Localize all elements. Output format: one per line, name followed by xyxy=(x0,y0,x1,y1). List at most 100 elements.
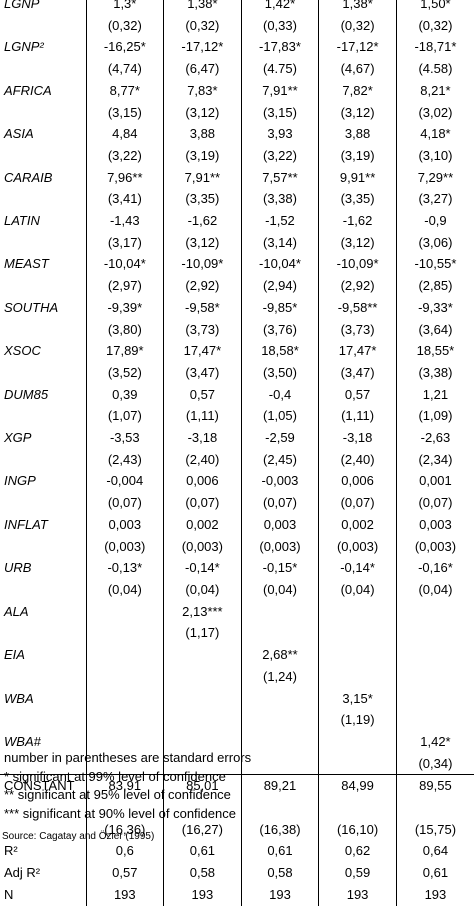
table-cell: (1,11) xyxy=(163,405,242,428)
table-cell: 18,55* xyxy=(416,343,455,359)
table-cell: 7,96** xyxy=(86,166,165,189)
row-label xyxy=(0,578,87,601)
table-row: (0,32) (0,32) (0,33) (0,32) (0,32) xyxy=(0,14,474,37)
table-cell: (1,07) xyxy=(86,405,165,428)
table-cell xyxy=(163,644,242,666)
table-cell: 1,42* xyxy=(420,733,451,749)
table-cell: (2,34) xyxy=(418,451,453,467)
table-cell xyxy=(241,687,320,710)
table-cell: (4.58) xyxy=(418,61,453,77)
table-row: (3,15) (3,12) (3,15) (3,12) (3,02) xyxy=(0,101,474,124)
row-label xyxy=(0,144,87,167)
table-row: WBA 3,15* xyxy=(0,687,474,710)
table-cell: (2,85) xyxy=(418,278,453,294)
table-cell: -0,4 xyxy=(241,383,320,406)
table-cell xyxy=(86,644,165,666)
table-cell: (0,003) xyxy=(318,535,397,558)
table-cell: -9,58** xyxy=(318,296,397,319)
table-cell: -10,55* xyxy=(414,256,457,272)
table-row: SOUTHA -9,39* -9,58* -9,85* -9,58** -9,33* xyxy=(0,296,474,319)
table-cell: -1,62 xyxy=(318,210,397,232)
table-cell: (3,64) xyxy=(418,321,453,337)
table-cell: (0,003) xyxy=(163,535,242,558)
table-cell: (3,41) xyxy=(86,188,165,211)
table-cell: (0,32) xyxy=(163,14,242,37)
table-cell: 1,38* xyxy=(163,0,242,15)
table-cell: 4,84 xyxy=(86,123,165,145)
table-cell: -0,13* xyxy=(86,557,165,579)
table-cell: (3,06) xyxy=(418,234,453,250)
table-cell: (3,52) xyxy=(86,361,165,384)
table-cell: (3,38) xyxy=(418,364,453,380)
table-cell xyxy=(318,600,397,623)
row-label xyxy=(0,752,87,775)
source-citation: Source: Cagatay and Özler (1995) xyxy=(2,831,155,842)
table-cell xyxy=(86,709,165,731)
table-cell: -1,43 xyxy=(86,210,165,232)
table-cell: (0,33) xyxy=(241,14,320,37)
note-significance-90: *** significant at 90% level of confiden… xyxy=(4,805,236,821)
table-cell: 1,38* xyxy=(318,0,397,15)
table-cell: 7,29** xyxy=(417,169,454,185)
table-cell: 17,47* xyxy=(163,340,242,362)
table-cell: (3,14) xyxy=(241,231,320,254)
table-cell: (3,35) xyxy=(163,188,242,211)
table-cell: (0,003) xyxy=(86,535,165,558)
table-cell: (3,12) xyxy=(318,231,397,254)
table-cell: (1,09) xyxy=(418,408,453,424)
table-cell: (6,47) xyxy=(163,58,242,80)
table-cell: (0,003) xyxy=(241,535,320,558)
table-cell: (3,22) xyxy=(241,144,320,167)
table-cell: 7,57** xyxy=(241,166,320,189)
table-cell: 2,13*** xyxy=(163,600,242,623)
row-label: ALA xyxy=(0,600,87,623)
table-cell xyxy=(396,622,474,644)
table-cell: (3,19) xyxy=(318,144,397,167)
table-row xyxy=(0,797,474,819)
table-notes: number in parentheses are standard error… xyxy=(4,749,251,823)
table-cell: (3,12) xyxy=(318,101,397,124)
table-cell: 193 xyxy=(241,883,320,906)
table-cell: 0,006 xyxy=(318,470,397,493)
table-cell: (2,92) xyxy=(318,275,397,297)
row-label: INFLAT xyxy=(0,513,87,536)
table-cell: -9,39* xyxy=(86,296,165,319)
table-cell: -0,004 xyxy=(86,470,165,493)
table-cell: (0,32) xyxy=(86,14,165,37)
table-cell: 1,42* xyxy=(241,0,320,15)
row-label xyxy=(0,188,87,211)
table-cell: (15,75) xyxy=(414,821,457,837)
table-cell xyxy=(318,665,397,688)
table-cell: 0,57 xyxy=(86,862,165,884)
row-label xyxy=(0,709,87,731)
row-label xyxy=(0,535,87,558)
table-cell: -1,52 xyxy=(241,210,320,232)
table-cell: 7,83* xyxy=(163,79,242,102)
table-row: (3,22) (3,19) (3,22) (3,19) (3,10) xyxy=(0,144,474,167)
table-row: (16,36) (16,27) (16,38) (16,10) (15,75) xyxy=(0,818,474,841)
table-row: (0,34) xyxy=(0,752,474,775)
table-cell: 0,003 xyxy=(419,516,452,532)
table-cell xyxy=(86,687,165,710)
table-cell: -0,15* xyxy=(241,557,320,579)
row-label: INGP xyxy=(0,470,87,493)
row-label: EIA xyxy=(0,644,87,666)
table-cell: (0,04) xyxy=(318,578,397,601)
table-cell: 0,39 xyxy=(86,383,165,406)
table-cell: (3,47) xyxy=(163,361,242,384)
table-row: LGNP 1,3* 1,38* 1,42* 1,38* 1,50* xyxy=(0,0,474,15)
table-cell: 3,93 xyxy=(241,123,320,145)
row-label xyxy=(0,448,87,471)
table-cell xyxy=(241,709,320,731)
row-label xyxy=(0,101,87,124)
table-cell: (1,19) xyxy=(318,709,397,731)
table-cell: -10,09* xyxy=(163,253,242,276)
table-cell: (2,45) xyxy=(241,448,320,471)
table-cell xyxy=(241,797,320,819)
table-cell: 1,50* xyxy=(420,0,451,11)
table-cell: 0,001 xyxy=(419,473,452,489)
row-label: ASIA xyxy=(0,123,87,145)
table-cell: -3,18 xyxy=(163,427,242,449)
table-cell: (2,40) xyxy=(318,448,397,471)
table-cell xyxy=(396,666,474,688)
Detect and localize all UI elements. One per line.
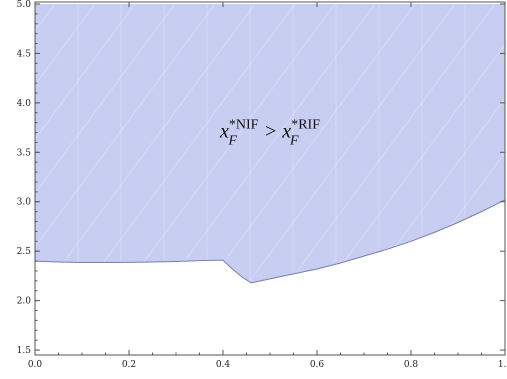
x-tick-label: 0.6 [310, 360, 325, 370]
annotation-sub-left: F [227, 133, 237, 148]
x-tick-label: 0.4 [216, 360, 231, 370]
region-mesh [0, 3, 505, 355]
x-tick-label: 0.2 [122, 360, 136, 370]
mesh-line [154, 3, 416, 283]
mesh-line [274, 3, 505, 283]
x-tick-label: 0.0 [28, 360, 43, 370]
mesh-line [114, 3, 376, 283]
y-axis: 1.5 2.0 2.5 3.0 3.5 4.0 4.5 5.0 [17, 0, 505, 356]
y-tick-label: 2.5 [17, 247, 32, 257]
x-tick-label: 1.0 [498, 360, 507, 370]
mesh-line [35, 3, 216, 283]
y-tick-label: 3.5 [17, 148, 32, 158]
mesh-line [35, 3, 96, 283]
x-tick-label: 0.8 [404, 360, 419, 370]
y-tick-label: 4.0 [17, 99, 32, 109]
mesh-line [35, 3, 176, 283]
feasible-region [35, 3, 505, 283]
annotation-base-right: x [281, 120, 291, 142]
annotation-base-left: x [219, 120, 229, 142]
x-axis: 0.0 0.2 0.4 0.6 0.8 1.0 [28, 2, 507, 370]
annotation-sup-left: *NIF [229, 117, 259, 132]
mesh-line [35, 3, 296, 283]
y-tick-label: 5.0 [17, 0, 32, 10]
annotation-sup-right: *RIF [291, 117, 320, 132]
y-tick-label: 2.0 [17, 297, 32, 307]
mesh-line [314, 3, 505, 283]
y-tick-label: 1.5 [17, 346, 32, 356]
y-tick-label: 4.5 [17, 49, 32, 59]
mesh-line [354, 3, 505, 283]
mesh-line [35, 3, 256, 283]
mesh-line [35, 3, 136, 283]
mesh-line [234, 3, 496, 283]
annotation-sub-right: F [289, 133, 299, 148]
mesh-line [194, 3, 456, 283]
mesh-line [74, 3, 336, 283]
region-annotation: x*NIF F > x*RIF F [219, 117, 320, 148]
y-tick-label: 3.0 [17, 198, 32, 208]
mesh-line [0, 4, 15, 355]
annotation-operator: > [265, 120, 276, 142]
boundary-curve [34, 199, 506, 284]
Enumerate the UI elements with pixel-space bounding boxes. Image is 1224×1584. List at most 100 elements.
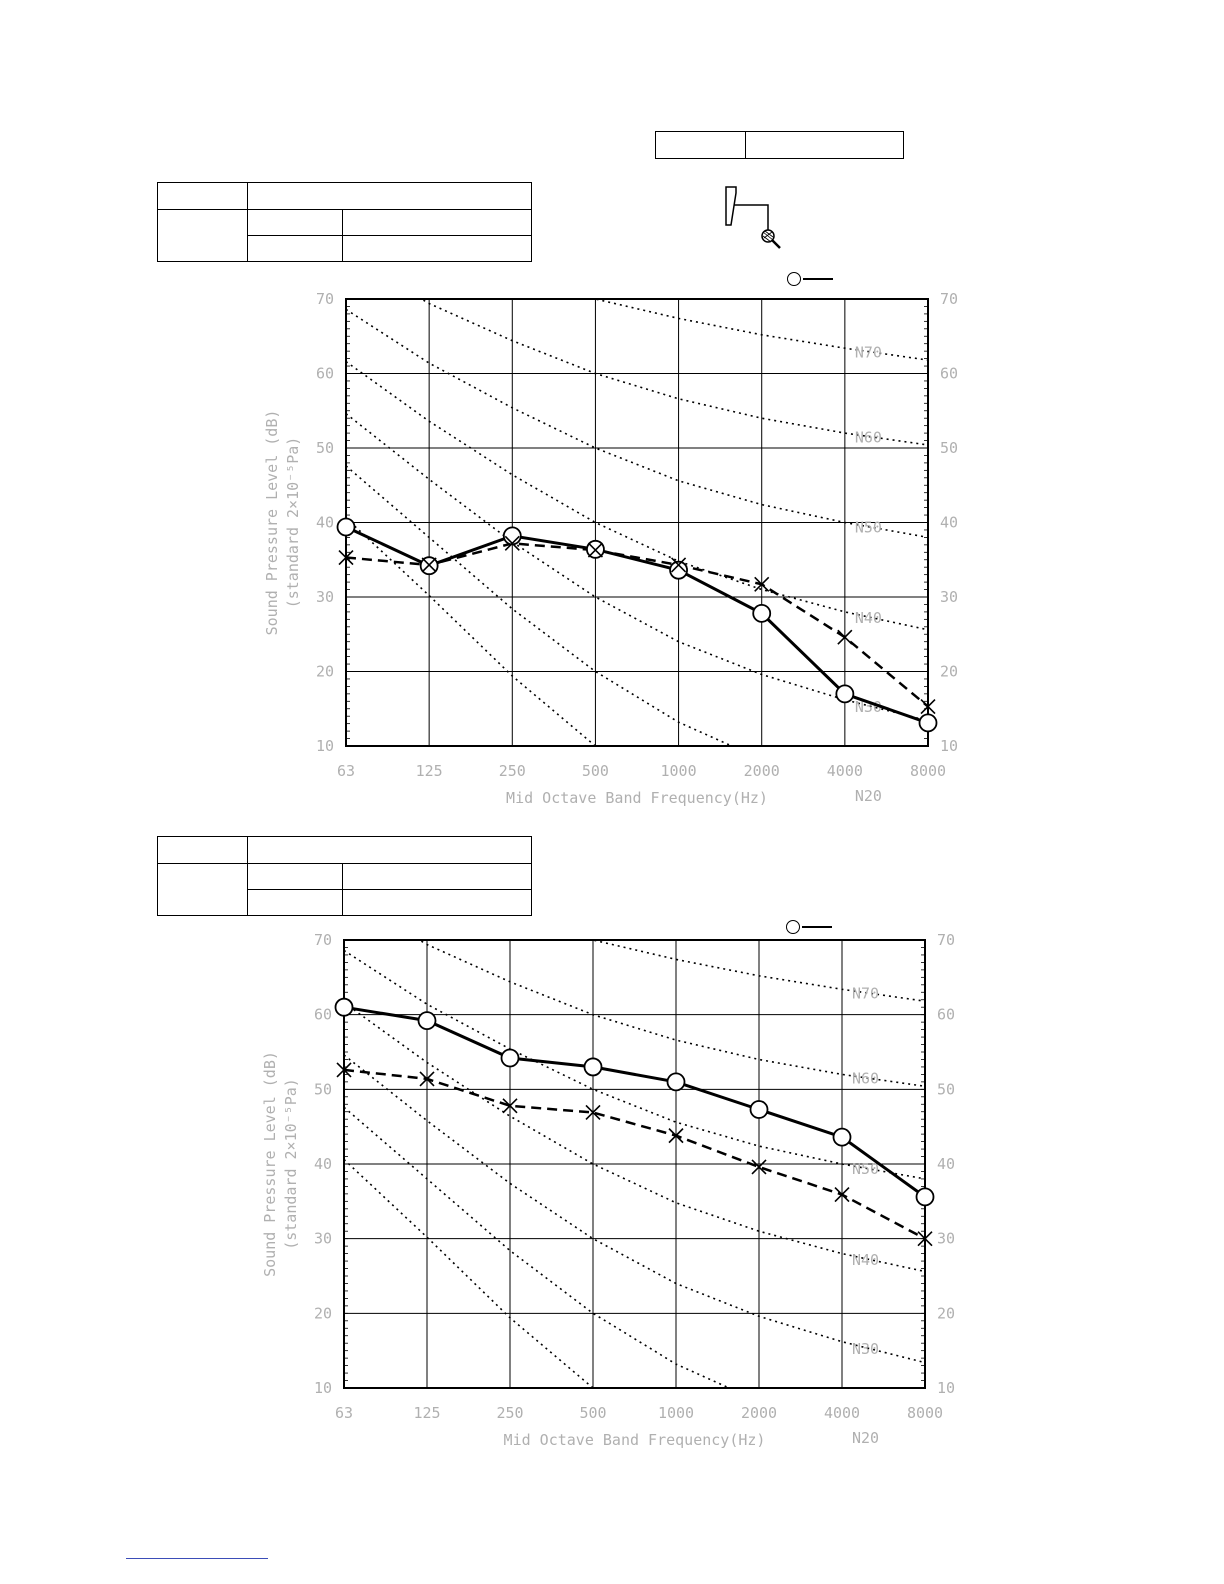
nc-curve-n40 (346, 360, 928, 631)
y-tick-label-left: 60 (316, 365, 334, 383)
nc-curve-n20 (344, 1106, 732, 1388)
chart2-legend (786, 920, 832, 934)
legend-solid-line (802, 926, 832, 928)
y-tick-label-right: 50 (937, 1080, 955, 1098)
y-tick-label-right: 30 (937, 1230, 955, 1248)
data-point-x (917, 1231, 933, 1247)
y-axis-label: Sound Pressure Level (dB) (261, 1051, 279, 1277)
data-point-x (421, 557, 437, 573)
nc-curve-n20 (346, 465, 734, 746)
y-tick-label-left: 40 (316, 514, 334, 532)
data-point-circle (835, 684, 855, 704)
data-point-x (754, 576, 770, 592)
y-tick-label-left: 60 (314, 1006, 332, 1024)
header-info-table (655, 131, 904, 159)
chart1-legend (787, 272, 833, 286)
data-point-circle (915, 1187, 935, 1207)
y-tick-label-right: 60 (937, 1006, 955, 1024)
nc-curve-label: N70 (852, 984, 879, 1002)
y-tick-label-right: 10 (937, 1379, 955, 1397)
y-tick-label-left: 30 (314, 1230, 332, 1248)
data-point-circle (583, 1057, 603, 1077)
nc-curve-unlabeled (346, 517, 597, 746)
x-tick-label: 1000 (661, 762, 697, 780)
y-tick-label-right: 40 (937, 1155, 955, 1173)
data-point-circle (749, 1100, 769, 1119)
nc-curve-label: N30 (855, 698, 882, 716)
y-tick-label-left: 30 (316, 588, 334, 606)
y-tick-label-left: 40 (314, 1155, 332, 1173)
nc-curve-label: N40 (852, 1251, 879, 1269)
plot-frame (343, 939, 926, 1389)
x-tick-label: 125 (413, 1404, 440, 1422)
x-tick-label: 4000 (824, 1404, 860, 1422)
y-tick-label-left: 70 (314, 931, 332, 949)
nc-curve-n60 (417, 940, 925, 1088)
nc-curve-n40 (344, 1002, 925, 1273)
y-tick-label-left: 70 (316, 290, 334, 308)
x-tick-label: 250 (496, 1404, 523, 1422)
y-tick-label-right: 20 (940, 663, 958, 681)
x-tick-label: 250 (499, 762, 526, 780)
data-point-circle (417, 1011, 437, 1031)
nc-curve-label: N60 (855, 428, 882, 446)
y-tick-label-right: 10 (940, 737, 958, 755)
y-axis-label-unit: (standard 2×10⁻⁵Pa) (282, 1078, 300, 1250)
data-point-circle (500, 1048, 520, 1068)
data-point-x (338, 549, 354, 566)
data-point-circle (666, 1072, 686, 1092)
x-tick-label: 500 (579, 1404, 606, 1422)
x-tick-label: 1000 (658, 1404, 694, 1422)
nc-curve-n70 (590, 940, 925, 1002)
y-tick-label-right: 40 (940, 514, 958, 532)
y-tick-label-right: 60 (940, 365, 958, 383)
x-tick-label: 125 (416, 762, 443, 780)
series-line-circle (343, 1005, 926, 1199)
series-line-x (345, 542, 929, 708)
nc-curve-n30 (346, 413, 928, 722)
x-tick-label: 8000 (907, 1404, 943, 1422)
data-point-x (587, 542, 603, 558)
nc-curve-label: N70 (855, 343, 882, 361)
data-point-circle (669, 560, 688, 580)
series-line-x (343, 1068, 926, 1240)
y-tick-label-left: 10 (316, 737, 334, 755)
x-tick-label: 2000 (741, 1404, 777, 1422)
y-axis-label: Sound Pressure Level (dB) (263, 410, 281, 636)
y-tick-label-right: 30 (940, 588, 958, 606)
y-tick-label-right: 50 (940, 439, 958, 457)
data-point-x (502, 1098, 518, 1114)
x-axis-label: Mid Octave Band Frequency(Hz) (504, 1431, 766, 1449)
nc-curve-label: N20 (852, 1429, 879, 1447)
data-point-x (585, 1104, 601, 1121)
nc-curve-n50 (344, 949, 925, 1180)
x-tick-label: 63 (337, 762, 355, 780)
data-point-circle (918, 713, 938, 733)
circle-marker-icon (787, 272, 801, 286)
y-axis-label-unit: (standard 2×10⁻⁵Pa) (284, 437, 302, 609)
x-tick-label: 8000 (910, 762, 946, 780)
y-tick-label-left: 50 (316, 439, 334, 457)
legend-solid-line (803, 278, 833, 280)
nc-curves (344, 940, 925, 1388)
data-point-x (834, 1187, 850, 1203)
y-tick-label-left: 10 (314, 1379, 332, 1397)
x-tick-label: 2000 (744, 762, 780, 780)
nc-curve-label: N60 (852, 1070, 879, 1088)
data-point-x (419, 1071, 435, 1087)
y-tick-label-right: 20 (937, 1304, 955, 1322)
nc-curve-n50 (346, 308, 928, 539)
microphone-position-icon (725, 186, 781, 249)
data-point-x (668, 1128, 684, 1144)
y-tick-label-left: 50 (314, 1080, 332, 1098)
nc-curve-unlabeled (344, 1158, 595, 1388)
chart1-info-table (157, 182, 532, 262)
data-point-x (336, 1062, 352, 1078)
nc-curve-n30 (344, 1054, 925, 1364)
x-tick-label: 500 (582, 762, 609, 780)
data-point-circle (752, 603, 772, 623)
nc-curve-label: N20 (855, 787, 882, 805)
x-tick-label: 63 (335, 1404, 353, 1422)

- - -

What is being asked
Reproduce the entries starting at the line containing "table-cell: (1,11) xyxy=(163,405,242,428)" and ending at the line containing "table-cell: -9,58** xyxy=(318,296,397,319)", both included.

Task solution
table-cell: (1,11) xyxy=(163,405,242,428)
table-cell: 18,55* xyxy=(416,343,455,359)
table-cell: 7,96** xyxy=(86,166,165,189)
row-label xyxy=(0,578,87,601)
table-row: (0,32) (0,32) (0,33) (0,32) (0,32) xyxy=(0,14,474,37)
table-cell: (1,07) xyxy=(86,405,165,428)
table-cell xyxy=(163,644,242,666)
table-cell: 1,42* xyxy=(420,733,451,749)
table-cell: (2,34) xyxy=(418,451,453,467)
table-cell xyxy=(241,687,320,710)
table-cell: (4.58) xyxy=(418,61,453,77)
table-row: (3,15) (3,12) (3,15) (3,12) (3,02) xyxy=(0,101,474,124)
row-label xyxy=(0,144,87,167)
table-row: WBA 3,15* xyxy=(0,687,474,710)
table-cell: (2,85) xyxy=(418,278,453,294)
table-cell: -0,4 xyxy=(241,383,320,406)
table-cell xyxy=(86,644,165,666)
table-cell: (0,003) xyxy=(318,535,397,558)
table-cell: -9,58** xyxy=(318,296,397,319)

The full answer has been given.